SOURCE DATA:
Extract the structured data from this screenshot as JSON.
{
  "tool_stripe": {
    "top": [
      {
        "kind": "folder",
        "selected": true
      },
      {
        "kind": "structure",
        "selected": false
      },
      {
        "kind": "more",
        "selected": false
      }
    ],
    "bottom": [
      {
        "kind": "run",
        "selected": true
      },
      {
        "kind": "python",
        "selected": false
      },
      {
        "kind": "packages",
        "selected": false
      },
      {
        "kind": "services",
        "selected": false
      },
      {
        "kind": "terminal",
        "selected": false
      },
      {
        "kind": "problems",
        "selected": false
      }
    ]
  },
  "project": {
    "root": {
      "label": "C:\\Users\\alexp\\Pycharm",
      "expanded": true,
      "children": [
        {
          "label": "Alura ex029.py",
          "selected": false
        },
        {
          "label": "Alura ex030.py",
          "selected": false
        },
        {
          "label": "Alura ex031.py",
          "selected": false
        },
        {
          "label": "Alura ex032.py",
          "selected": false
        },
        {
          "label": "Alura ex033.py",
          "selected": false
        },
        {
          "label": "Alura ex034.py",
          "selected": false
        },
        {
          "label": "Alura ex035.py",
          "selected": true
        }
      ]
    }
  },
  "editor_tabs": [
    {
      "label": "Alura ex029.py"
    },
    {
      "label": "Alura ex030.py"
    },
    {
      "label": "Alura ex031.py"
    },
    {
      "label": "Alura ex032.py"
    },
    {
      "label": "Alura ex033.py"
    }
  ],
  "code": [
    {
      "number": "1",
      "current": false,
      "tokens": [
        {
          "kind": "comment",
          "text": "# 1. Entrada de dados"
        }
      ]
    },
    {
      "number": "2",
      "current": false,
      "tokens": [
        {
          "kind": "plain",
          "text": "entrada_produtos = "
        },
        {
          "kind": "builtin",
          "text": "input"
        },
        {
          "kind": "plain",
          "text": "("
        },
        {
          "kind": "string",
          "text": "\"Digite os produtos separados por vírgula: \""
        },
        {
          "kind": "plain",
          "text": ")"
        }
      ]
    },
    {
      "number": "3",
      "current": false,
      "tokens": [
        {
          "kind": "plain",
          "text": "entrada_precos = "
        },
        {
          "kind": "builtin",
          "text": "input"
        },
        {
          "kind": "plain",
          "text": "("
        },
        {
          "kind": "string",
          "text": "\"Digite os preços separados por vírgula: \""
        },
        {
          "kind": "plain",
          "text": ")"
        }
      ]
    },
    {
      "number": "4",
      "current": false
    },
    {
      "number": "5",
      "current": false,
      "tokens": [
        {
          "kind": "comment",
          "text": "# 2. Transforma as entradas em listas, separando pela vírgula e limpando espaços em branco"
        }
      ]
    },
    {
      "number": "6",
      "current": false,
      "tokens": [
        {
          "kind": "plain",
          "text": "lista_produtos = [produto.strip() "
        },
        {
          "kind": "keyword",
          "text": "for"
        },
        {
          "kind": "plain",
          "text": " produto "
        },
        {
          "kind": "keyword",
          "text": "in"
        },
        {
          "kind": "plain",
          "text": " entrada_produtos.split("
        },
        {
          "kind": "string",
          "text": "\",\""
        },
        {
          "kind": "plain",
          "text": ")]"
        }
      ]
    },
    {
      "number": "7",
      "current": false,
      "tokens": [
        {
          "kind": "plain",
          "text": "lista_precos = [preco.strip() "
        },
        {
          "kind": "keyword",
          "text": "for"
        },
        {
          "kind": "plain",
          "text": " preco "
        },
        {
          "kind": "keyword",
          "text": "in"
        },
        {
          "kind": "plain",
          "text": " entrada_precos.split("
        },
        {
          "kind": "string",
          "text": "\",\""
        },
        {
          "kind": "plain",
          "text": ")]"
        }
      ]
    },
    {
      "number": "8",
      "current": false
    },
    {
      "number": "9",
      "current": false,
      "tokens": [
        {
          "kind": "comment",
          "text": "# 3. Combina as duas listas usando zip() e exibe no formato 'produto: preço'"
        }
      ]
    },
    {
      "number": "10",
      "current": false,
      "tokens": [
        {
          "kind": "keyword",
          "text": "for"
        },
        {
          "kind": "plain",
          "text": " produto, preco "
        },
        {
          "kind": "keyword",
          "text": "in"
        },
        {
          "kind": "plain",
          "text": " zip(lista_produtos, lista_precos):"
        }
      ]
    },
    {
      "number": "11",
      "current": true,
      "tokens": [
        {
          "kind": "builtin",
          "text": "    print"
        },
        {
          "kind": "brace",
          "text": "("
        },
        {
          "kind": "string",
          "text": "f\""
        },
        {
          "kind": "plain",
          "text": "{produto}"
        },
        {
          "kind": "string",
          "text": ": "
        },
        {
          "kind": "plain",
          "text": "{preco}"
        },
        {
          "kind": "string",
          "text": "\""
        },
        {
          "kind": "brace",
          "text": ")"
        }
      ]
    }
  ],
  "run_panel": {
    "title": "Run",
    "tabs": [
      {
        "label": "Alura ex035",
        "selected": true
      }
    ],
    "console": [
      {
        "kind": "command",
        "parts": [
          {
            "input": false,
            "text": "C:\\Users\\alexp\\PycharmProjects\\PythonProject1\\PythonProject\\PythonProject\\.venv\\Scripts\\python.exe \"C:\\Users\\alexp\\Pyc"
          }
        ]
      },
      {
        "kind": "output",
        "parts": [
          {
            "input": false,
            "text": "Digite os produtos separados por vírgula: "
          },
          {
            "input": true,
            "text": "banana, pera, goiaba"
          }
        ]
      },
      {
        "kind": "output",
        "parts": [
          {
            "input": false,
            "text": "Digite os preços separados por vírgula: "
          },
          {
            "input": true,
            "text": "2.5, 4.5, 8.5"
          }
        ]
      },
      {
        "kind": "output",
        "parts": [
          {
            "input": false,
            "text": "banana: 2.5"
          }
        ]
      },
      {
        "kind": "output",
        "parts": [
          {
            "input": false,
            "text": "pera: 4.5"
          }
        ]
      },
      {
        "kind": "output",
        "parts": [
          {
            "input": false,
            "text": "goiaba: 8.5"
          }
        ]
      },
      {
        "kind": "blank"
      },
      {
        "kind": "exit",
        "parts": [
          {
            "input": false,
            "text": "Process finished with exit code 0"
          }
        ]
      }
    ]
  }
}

TASK DESCRIPTION:
Your task is to collect every line above that contains the word "alexp".

PROBLEM SOLUTION:
      "label": "C:\\Users\\alexp\\Pycharm",
            "text": "C:\\Users\\alexp\\PycharmProjects\\PythonProject1\\PythonProject\\PythonProject\\.venv\\Scripts\\python.exe \"C:\\Users\\alexp\\Pyc"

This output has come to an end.